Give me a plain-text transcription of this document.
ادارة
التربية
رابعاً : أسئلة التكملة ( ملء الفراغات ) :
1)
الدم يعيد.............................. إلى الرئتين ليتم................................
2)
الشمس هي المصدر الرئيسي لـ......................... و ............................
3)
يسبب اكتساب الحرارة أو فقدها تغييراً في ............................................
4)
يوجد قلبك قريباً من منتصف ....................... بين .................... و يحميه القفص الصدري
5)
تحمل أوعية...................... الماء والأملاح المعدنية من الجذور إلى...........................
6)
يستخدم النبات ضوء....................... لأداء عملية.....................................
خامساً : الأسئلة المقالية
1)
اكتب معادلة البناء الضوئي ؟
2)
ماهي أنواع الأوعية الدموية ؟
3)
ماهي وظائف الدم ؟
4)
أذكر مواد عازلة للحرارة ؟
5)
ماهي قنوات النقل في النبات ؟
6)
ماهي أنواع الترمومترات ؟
=======
> **WHAT NEEDS TO BE DONE**:
Count the lines that include the word "النبات" and state the result as a bare number.

> **WRITTEN ANSWER**:
2